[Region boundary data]

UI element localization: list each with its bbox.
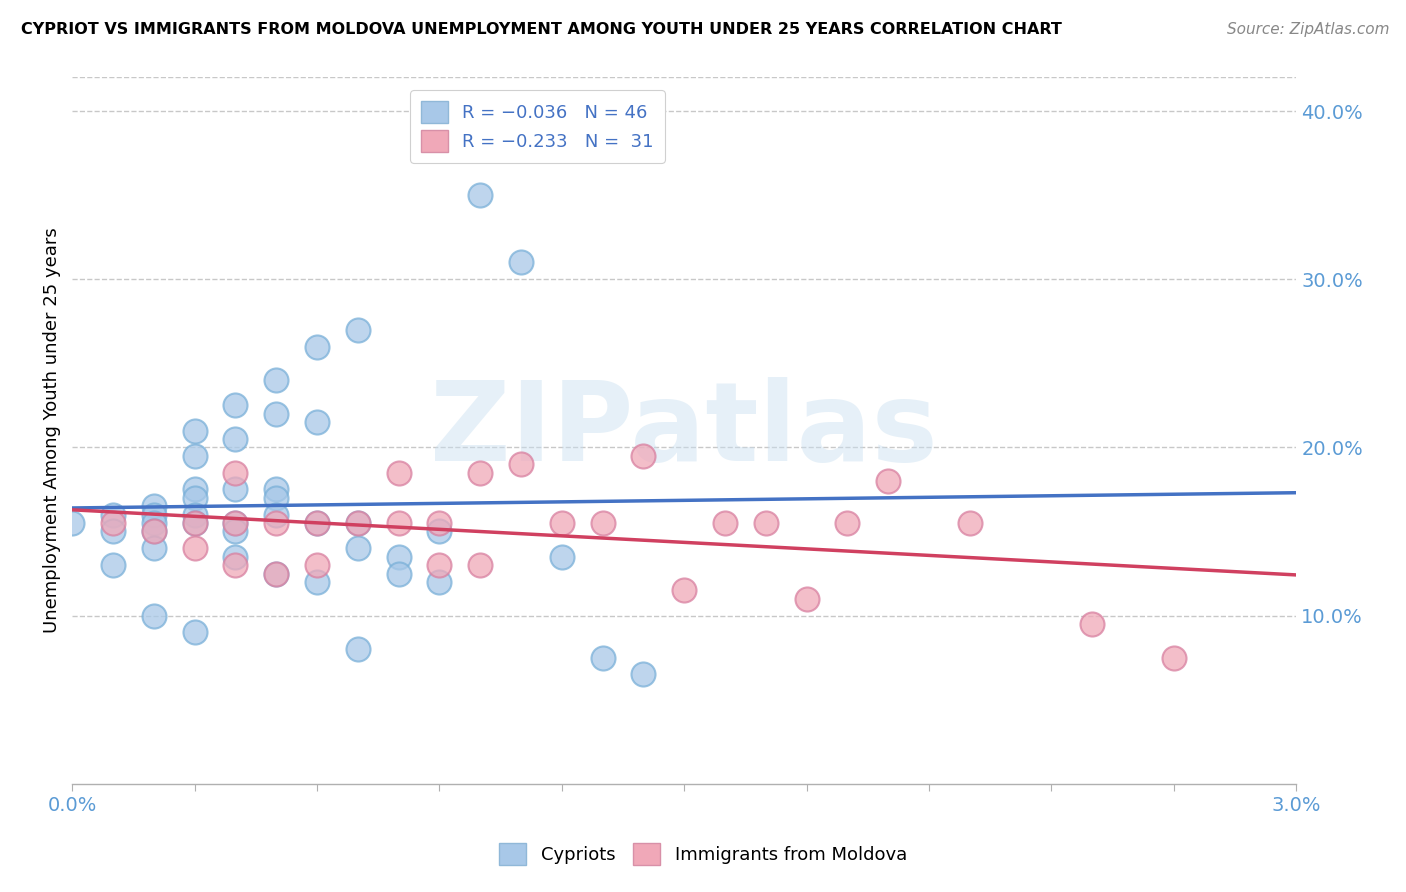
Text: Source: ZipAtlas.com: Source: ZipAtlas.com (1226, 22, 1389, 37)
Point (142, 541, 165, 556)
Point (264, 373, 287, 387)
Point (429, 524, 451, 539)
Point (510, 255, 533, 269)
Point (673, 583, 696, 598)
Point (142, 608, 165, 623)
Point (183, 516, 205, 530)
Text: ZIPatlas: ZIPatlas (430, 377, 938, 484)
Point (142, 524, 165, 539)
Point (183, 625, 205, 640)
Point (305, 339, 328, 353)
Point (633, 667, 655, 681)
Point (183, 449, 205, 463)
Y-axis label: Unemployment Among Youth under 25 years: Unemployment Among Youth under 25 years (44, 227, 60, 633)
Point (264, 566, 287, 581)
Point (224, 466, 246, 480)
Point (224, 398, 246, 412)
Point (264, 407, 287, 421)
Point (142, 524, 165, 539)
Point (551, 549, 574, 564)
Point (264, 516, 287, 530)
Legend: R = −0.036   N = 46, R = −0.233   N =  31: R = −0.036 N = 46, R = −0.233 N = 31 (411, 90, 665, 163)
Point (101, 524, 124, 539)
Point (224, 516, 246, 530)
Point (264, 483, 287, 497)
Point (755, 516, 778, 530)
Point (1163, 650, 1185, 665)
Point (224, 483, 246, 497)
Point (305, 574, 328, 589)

TASK TO COMPLETE: Pull out every row above that contains the string "Text", copying each one in full.

OUTPUT FOR THIS EXERCISE:
Text: Source: ZipAtlas.com: Source: ZipAtlas.com (1226, 22, 1389, 37)
Text: ZIPatlas: ZIPatlas (430, 377, 938, 484)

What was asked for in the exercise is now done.